▸ Extracted material:
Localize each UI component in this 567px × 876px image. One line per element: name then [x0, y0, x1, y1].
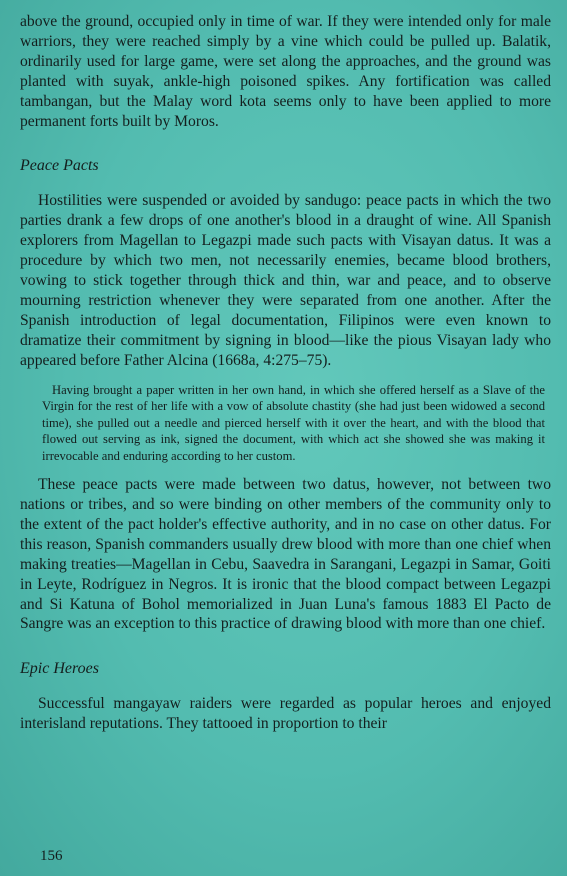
peace-pacts-paragraph-2: These peace pacts were made between two datus, however, not between two nations or tribes, and so were binding on other members of the community only to the extent of the pact holder's effective authority, and in no case on other datus. For this reason, Spanish commanders usually drew blood with more than one chief when making treaties—Magellan in Cebu, Saavedra in Sarangani, Legazpi in Samar, Goiti in Leyte, Rodríguez in Negros. It is ironic that the blood compact between Legazpi and Si Katuna of Bohol memorialized in Juan Luna's famous 1883 El Pacto de Sangre was an exception to this practice of drawing blood with more than one chief. — [20, 476, 551, 633]
section-heading-peace-pacts: Peace Pacts — [20, 157, 99, 175]
page-number: 156 — [40, 848, 63, 864]
section-heading-epic-heroes: Epic Heroes — [20, 660, 99, 678]
block-quote: Having brought a paper written in her own hand, in which she offered herself as a Slave of the Virgin for the rest of her life with a vow of absolute chastity (she had just been widowed a second time), she pulled out a needle and pierced herself with it over the heart, and with the blood that flowed out serving as ink, signed the document, with which act she showed she was making it irrevocable and enduring according to her custom. — [42, 382, 545, 463]
intro-paragraph: above the ground, occupied only in time of war. If they were intended only for male warriors, they were reached simply by a vine which could be pulled up. Balatik, ordinarily used for large game, were set along the approaches, and the ground was planted with suyak, ankle-high poisoned spikes. Any fortification was called tambangan, but the Malay word kota seems only to have been applied to more permanent forts built by Moros. — [20, 13, 551, 130]
peace-pacts-paragraph-1: Hostilities were suspended or avoided by sandugo: peace pacts in which the two parties drank a few drops of one another's blood in a draught of wine. All Spanish explorers from Magellan to Legazpi made such pacts with Visayan datus. It was a procedure by which two men, not necessarily enemies, became blood brothers, vowing to stick together through thick and thin, war and peace, and to observe mourning restriction whenever they were separated from one another. After the Spanish introduction of legal documentation, Filipinos were even known to dramatize their commitment by signing in blood—like the pious Visayan lady who appeared before Father Alcina (1668a, 4:275–75). — [20, 192, 551, 369]
epic-heroes-paragraph-1: Successful mangayaw raiders were regarded as popular heroes and enjoyed interisland reputations. They tattooed in proportion to their — [20, 695, 551, 733]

▸ Exercise directions:
Starting at the line that contains "peace-pacts-paragraph-2: These peace", repeat each line word for word, and stop after the line that contains "intro-paragraph: above the".

▸ Reply:
peace-pacts-paragraph-2: These peace pacts were made between two datus, however, not between two nations or tribes, and so were binding on other members of the community only to the extent of the pact holder's effective authority, and in no case on other datus. For this reason, Spanish commanders usually drew blood with more than one chief when making treaties—Magellan in Cebu, Saavedra in Sarangani, Legazpi in Samar, Goiti in Leyte, Rodríguez in Negros. It is ironic that the blood compact between Legazpi and Si Katuna of Bohol memorialized in Juan Luna's famous 1883 El Pacto de Sangre was an exception to this practice of drawing blood with more than one chief. — [20, 476, 551, 633]
section-heading-peace-pacts: Peace Pacts — [20, 157, 99, 175]
page-number: 156 — [40, 848, 63, 864]
section-heading-epic-heroes: Epic Heroes — [20, 660, 99, 678]
block-quote: Having brought a paper written in her own hand, in which she offered herself as a Slave of the Virgin for the rest of her life with a vow of absolute chastity (she had just been widowed a second time), she pulled out a needle and pierced herself with it over the heart, and with the blood that flowed out serving as ink, signed the document, with which act she showed she was making it irrevocable and enduring according to her custom. — [42, 382, 545, 463]
intro-paragraph: above the ground, occupied only in time of war. If they were intended only for male warriors, they were reached simply by a vine which could be pulled up. Balatik, ordinarily used for large game, were set along the approaches, and the ground was planted with suyak, ankle-high poisoned spikes. Any fortification was called tambangan, but the Malay word kota seems only to have been applied to more permanent forts built by Moros. — [20, 13, 551, 130]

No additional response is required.